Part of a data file
** Begin **
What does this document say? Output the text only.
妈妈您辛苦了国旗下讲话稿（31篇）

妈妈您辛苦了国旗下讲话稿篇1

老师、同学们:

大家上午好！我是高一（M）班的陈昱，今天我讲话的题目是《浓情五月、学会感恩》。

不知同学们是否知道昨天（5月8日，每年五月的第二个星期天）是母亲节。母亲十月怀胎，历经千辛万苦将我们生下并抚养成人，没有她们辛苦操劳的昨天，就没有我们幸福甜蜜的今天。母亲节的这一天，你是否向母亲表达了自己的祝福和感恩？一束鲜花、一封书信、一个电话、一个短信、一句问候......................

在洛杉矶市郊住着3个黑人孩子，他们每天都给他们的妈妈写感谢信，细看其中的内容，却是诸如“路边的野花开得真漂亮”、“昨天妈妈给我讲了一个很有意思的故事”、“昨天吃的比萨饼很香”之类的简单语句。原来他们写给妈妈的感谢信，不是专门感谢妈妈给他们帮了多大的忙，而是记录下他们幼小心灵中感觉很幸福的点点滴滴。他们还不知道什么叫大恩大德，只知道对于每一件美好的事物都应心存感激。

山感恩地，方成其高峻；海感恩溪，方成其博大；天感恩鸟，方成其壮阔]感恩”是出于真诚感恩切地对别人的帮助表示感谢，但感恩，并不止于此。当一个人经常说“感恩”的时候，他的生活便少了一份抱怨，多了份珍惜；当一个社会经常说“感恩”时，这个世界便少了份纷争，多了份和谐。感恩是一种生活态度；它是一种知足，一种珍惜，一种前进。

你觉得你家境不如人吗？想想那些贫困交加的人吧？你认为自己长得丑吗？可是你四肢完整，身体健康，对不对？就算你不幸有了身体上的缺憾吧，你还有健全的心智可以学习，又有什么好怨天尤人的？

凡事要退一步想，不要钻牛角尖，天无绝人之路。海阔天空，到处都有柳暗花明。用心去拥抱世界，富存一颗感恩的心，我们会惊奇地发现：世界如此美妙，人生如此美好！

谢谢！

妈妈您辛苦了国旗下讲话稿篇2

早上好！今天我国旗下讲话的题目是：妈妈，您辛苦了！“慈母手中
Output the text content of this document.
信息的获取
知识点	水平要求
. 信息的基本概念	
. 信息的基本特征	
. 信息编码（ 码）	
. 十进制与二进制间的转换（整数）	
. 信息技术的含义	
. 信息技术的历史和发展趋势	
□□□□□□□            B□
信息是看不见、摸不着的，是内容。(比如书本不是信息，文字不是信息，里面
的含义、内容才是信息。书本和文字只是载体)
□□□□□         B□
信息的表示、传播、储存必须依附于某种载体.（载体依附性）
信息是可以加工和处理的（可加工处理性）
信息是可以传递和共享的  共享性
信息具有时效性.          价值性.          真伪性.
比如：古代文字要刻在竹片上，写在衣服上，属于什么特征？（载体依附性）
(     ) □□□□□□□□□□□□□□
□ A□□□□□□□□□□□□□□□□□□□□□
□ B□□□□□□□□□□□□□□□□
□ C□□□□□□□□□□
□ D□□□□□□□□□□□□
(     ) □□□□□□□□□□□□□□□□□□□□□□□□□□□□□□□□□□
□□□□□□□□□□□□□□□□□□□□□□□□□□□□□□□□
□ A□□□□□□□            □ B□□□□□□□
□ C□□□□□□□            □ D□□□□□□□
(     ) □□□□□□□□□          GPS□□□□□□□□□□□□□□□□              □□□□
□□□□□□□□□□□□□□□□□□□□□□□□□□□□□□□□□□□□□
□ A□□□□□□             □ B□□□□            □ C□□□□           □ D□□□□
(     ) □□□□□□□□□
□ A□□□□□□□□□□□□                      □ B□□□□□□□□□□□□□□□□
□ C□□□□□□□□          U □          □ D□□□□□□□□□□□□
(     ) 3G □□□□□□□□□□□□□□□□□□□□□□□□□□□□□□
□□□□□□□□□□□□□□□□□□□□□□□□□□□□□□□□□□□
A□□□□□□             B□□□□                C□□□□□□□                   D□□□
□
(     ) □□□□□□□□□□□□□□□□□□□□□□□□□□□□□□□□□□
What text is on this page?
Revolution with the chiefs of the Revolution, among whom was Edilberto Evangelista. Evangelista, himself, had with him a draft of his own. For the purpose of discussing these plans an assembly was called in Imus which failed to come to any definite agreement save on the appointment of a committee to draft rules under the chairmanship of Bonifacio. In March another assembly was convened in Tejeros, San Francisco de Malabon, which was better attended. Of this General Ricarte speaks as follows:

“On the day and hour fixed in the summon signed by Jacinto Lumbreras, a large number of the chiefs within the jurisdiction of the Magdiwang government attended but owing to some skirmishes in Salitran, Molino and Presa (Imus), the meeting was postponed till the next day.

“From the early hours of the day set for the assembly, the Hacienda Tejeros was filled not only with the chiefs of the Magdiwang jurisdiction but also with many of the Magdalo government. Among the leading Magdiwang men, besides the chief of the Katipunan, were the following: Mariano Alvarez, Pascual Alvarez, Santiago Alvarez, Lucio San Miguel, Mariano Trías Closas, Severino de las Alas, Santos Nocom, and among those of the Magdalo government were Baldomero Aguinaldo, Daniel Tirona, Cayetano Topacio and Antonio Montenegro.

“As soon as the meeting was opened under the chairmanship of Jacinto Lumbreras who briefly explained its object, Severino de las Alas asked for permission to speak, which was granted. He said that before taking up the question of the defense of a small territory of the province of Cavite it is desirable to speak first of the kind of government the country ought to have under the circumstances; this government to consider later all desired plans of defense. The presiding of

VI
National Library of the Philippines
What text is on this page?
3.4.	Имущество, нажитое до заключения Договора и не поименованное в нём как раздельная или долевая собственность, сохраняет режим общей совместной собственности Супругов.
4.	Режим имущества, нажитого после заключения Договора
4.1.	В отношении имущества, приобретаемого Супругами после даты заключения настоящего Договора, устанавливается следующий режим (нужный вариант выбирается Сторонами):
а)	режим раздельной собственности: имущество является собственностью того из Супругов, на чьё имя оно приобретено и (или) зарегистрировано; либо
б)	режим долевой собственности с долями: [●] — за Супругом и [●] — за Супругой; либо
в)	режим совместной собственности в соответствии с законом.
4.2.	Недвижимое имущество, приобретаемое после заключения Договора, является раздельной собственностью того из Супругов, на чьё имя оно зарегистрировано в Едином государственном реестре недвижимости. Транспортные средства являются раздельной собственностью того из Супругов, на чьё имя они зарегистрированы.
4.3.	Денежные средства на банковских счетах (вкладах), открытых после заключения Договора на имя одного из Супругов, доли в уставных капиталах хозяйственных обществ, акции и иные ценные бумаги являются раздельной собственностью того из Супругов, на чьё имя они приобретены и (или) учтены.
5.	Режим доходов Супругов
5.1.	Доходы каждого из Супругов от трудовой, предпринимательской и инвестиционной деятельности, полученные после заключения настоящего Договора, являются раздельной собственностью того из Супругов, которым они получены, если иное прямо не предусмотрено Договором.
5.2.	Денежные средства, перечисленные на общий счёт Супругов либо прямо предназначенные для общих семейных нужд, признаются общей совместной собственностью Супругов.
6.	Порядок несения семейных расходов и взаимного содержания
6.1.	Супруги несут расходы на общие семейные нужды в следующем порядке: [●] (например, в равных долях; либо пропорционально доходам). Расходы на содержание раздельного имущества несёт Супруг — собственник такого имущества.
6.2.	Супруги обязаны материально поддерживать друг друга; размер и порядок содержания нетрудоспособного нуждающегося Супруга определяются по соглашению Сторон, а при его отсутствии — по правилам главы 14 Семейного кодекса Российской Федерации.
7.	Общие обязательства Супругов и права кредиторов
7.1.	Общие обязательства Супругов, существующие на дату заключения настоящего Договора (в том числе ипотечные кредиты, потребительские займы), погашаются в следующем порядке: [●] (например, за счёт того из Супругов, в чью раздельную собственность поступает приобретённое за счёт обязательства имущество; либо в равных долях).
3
** End **
# Stated exercise:
Print every line of the records exactly. Omit nothing.

# Solution to this task:
What does this document say? Output the text only.
妈妈您辛苦了国旗下讲话稿（31篇）

妈妈您辛苦了国旗下讲话稿篇1

老师、同学们:

大家上午好！我是高一（M）班的陈昱，今天我讲话的题目是《浓情五月、学会感恩》。

不知同学们是否知道昨天（5月8日，每年五月的第二个星期天）是母亲节。母亲十月怀胎，历经千辛万苦将我们生下并抚养成人，没有她们辛苦操劳的昨天，就没有我们幸福甜蜜的今天。母亲节的这一天，你是否向母亲表达了自己的祝福和感恩？一束鲜花、一封书信、一个电话、一个短信、一句问候......................

在洛杉矶市郊住着3个黑人孩子，他们每天都给他们的妈妈写感谢信，细看其中的内容，却是诸如“路边的野花开得真漂亮”、“昨天妈妈给我讲了一个很有意思的故事”、“昨天吃的比萨饼很香”之类的简单语句。原来他们写给妈妈的感谢信，不是专门感谢妈妈给他们帮了多大的忙，而是记录下他们幼小心灵中感觉很幸福的点点滴滴。他们还不知道什么叫大恩大德，只知道对于每一件美好的事物都应心存感激。

山感恩地，方成其高峻；海感恩溪，方成其博大；天感恩鸟，方成其壮阔]感恩”是出于真诚感恩切地对别人的帮助表示感谢，但感恩，并不止于此。当一个人经常说“感恩”的时候，他的生活便少了一份抱怨，多了份珍惜；当一个社会经常说“感恩”时，这个世界便少了份纷争，多了份和谐。感恩是一种生活态度；它是一种知足，一种珍惜，一种前进。

你觉得你家境不如人吗？想想那些贫困交加的人吧？你认为自己长得丑吗？可是你四肢完整，身体健康，对不对？就算你不幸有了身体上的缺憾吧，你还有健全的心智可以学习，又有什么好怨天尤人的？

凡事要退一步想，不要钻牛角尖，天无绝人之路。海阔天空，到处都有柳暗花明。用心去拥抱世界，富存一颗感恩的心，我们会惊奇地发现：世界如此美妙，人生如此美好！

谢谢！

妈妈您辛苦了国旗下讲话稿篇2

早上好！今天我国旗下讲话的题目是：妈妈，您辛苦了！“慈母手中
Output the text content of this document.
信息的获取
知识点	水平要求
. 信息的基本概念	
. 信息的基本特征	
. 信息编码（ 码）	
. 十进制与二进制间的转换（整数）	
. 信息技术的含义	
. 信息技术的历史和发展趋势	
□□□□□□□            B□
信息是看不见、摸不着的，是内容。(比如书本不是信息，文字不是信息，里面
的含义、内容才是信息。书本和文字只是载体)
□□□□□         B□
信息的表示、传播、储存必须依附于某种载体.（载体依附性）
信息是可以加工和处理的（可加工处理性）
信息是可以传递和共享的  共享性
信息具有时效性.          价值性.          真伪性.
比如：古代文字要刻在竹片上，写在衣服上，属于什么特征？（载体依附性）
(     ) □□□□□□□□□□□□□□
□ A□□□□□□□□□□□□□□□□□□□□□
□ B□□□□□□□□□□□□□□□□
□ C□□□□□□□□□□
□ D□□□□□□□□□□□□
(     ) □□□□□□□□□□□□□□□□□□□□□□□□□□□□□□□□□□
□□□□□□□□□□□□□□□□□□□□□□□□□□□□□□□□
□ A□□□□□□□            □ B□□□□□□□
□ C□□□□□□□            □ D□□□□□□□
(     ) □□□□□□□□□          GPS□□□□□□□□□□□□□□□□              □□□□
□□□□□□□□□□□□□□□□□□□□□□□□□□□□□□□□□□□□□
□ A□□□□□□             □ B□□□□            □ C□□□□           □ D□□□□
(     ) □□□□□□□□□
□ A□□□□□□□□□□□□                      □ B□□□□□□□□□□□□□□□□
□ C□□□□□□□□          U □          □ D□□□□□□□□□□□□
(     ) 3G □□□□□□□□□□□□□□□□□□□□□□□□□□□□□□
□□□□□□□□□□□□□□□□□□□□□□□□□□□□□□□□□□□
A□□□□□□             B□□□□                C□□□□□□□                   D□□□
□
(     ) □□□□□□□□□□□□□□□□□□□□□□□□□□□□□□□□□□
What text is on this page?
Revolution with the chiefs of the Revolution, among whom was Edilberto Evangelista. Evangelista, himself, had with him a draft of his own. For the purpose of discussing these plans an assembly was called in Imus which failed to come to any definite agreement save on the appointment of a committee to draft rules under the chairmanship of Bonifacio. In March another assembly was convened in Tejeros, San Francisco de Malabon, which was better attended. Of this General Ricarte speaks as follows:

“On the day and hour fixed in the summon signed by Jacinto Lumbreras, a large number of the chiefs within the jurisdiction of the Magdiwang government attended but owing to some skirmishes in Salitran, Molino and Presa (Imus), the meeting was postponed till the next day.

“From the early hours of the day set for the assembly, the Hacienda Tejeros was filled not only with the chiefs of the Magdiwang jurisdiction but also with many of the Magdalo government. Among the leading Magdiwang men, besides the chief of the Katipunan, were the following: Mariano Alvarez, Pascual Alvarez, Santiago Alvarez, Lucio San Miguel, Mariano Trías Closas, Severino de las Alas, Santos Nocom, and among those of the Magdalo government were Baldomero Aguinaldo, Daniel Tirona, Cayetano Topacio and Antonio Montenegro.

“As soon as the meeting was opened under the chairmanship of Jacinto Lumbreras who briefly explained its object, Severino de las Alas asked for permission to speak, which was granted. He said that before taking up the question of the defense of a small territory of the province of Cavite it is desirable to speak first of the kind of government the country ought to have under the circumstances; this government to consider later all desired plans of defense. The presiding of

VI
National Library of the Philippines
What text is on this page?
3.4.	Имущество, нажитое до заключения Договора и не поименованное в нём как раздельная или долевая собственность, сохраняет режим общей совместной собственности Супругов.
4.	Режим имущества, нажитого после заключения Договора
4.1.	В отношении имущества, приобретаемого Супругами после даты заключения настоящего Договора, устанавливается следующий режим (нужный вариант выбирается Сторонами):
а)	режим раздельной собственности: имущество является собственностью того из Супругов, на чьё имя оно приобретено и (или) зарегистрировано; либо
б)	режим долевой собственности с долями: [●] — за Супругом и [●] — за Супругой; либо
в)	режим совместной собственности в соответствии с законом.
4.2.	Недвижимое имущество, приобретаемое после заключения Договора, является раздельной собственностью того из Супругов, на чьё имя оно зарегистрировано в Едином государственном реестре недвижимости. Транспортные средства являются раздельной собственностью того из Супругов, на чьё имя они зарегистрированы.
4.3.	Денежные средства на банковских счетах (вкладах), открытых после заключения Договора на имя одного из Супругов, доли в уставных капиталах хозяйственных обществ, акции и иные ценные бумаги являются раздельной собственностью того из Супругов, на чьё имя они приобретены и (или) учтены.
5.	Режим доходов Супругов
5.1.	Доходы каждого из Супругов от трудовой, предпринимательской и инвестиционной деятельности, полученные после заключения настоящего Договора, являются раздельной собственностью того из Супругов, которым они получены, если иное прямо не предусмотрено Договором.
5.2.	Денежные средства, перечисленные на общий счёт Супругов либо прямо предназначенные для общих семейных нужд, признаются общей совместной собственностью Супругов.
6.	Порядок несения семейных расходов и взаимного содержания
6.1.	Супруги несут расходы на общие семейные нужды в следующем порядке: [●] (например, в равных долях; либо пропорционально доходам). Расходы на содержание раздельного имущества несёт Супруг — собственник такого имущества.
6.2.	Супруги обязаны материально поддерживать друг друга; размер и порядок содержания нетрудоспособного нуждающегося Супруга определяются по соглашению Сторон, а при его отсутствии — по правилам главы 14 Семейного кодекса Российской Федерации.
7.	Общие обязательства Супругов и права кредиторов
7.1.	Общие обязательства Супругов, существующие на дату заключения настоящего Договора (в том числе ипотечные кредиты, потребительские займы), погашаются в следующем порядке: [●] (например, за счёт того из Супругов, в чью раздельную собственность поступает приобретённое за счёт обязательства имущество; либо в равных долях).
3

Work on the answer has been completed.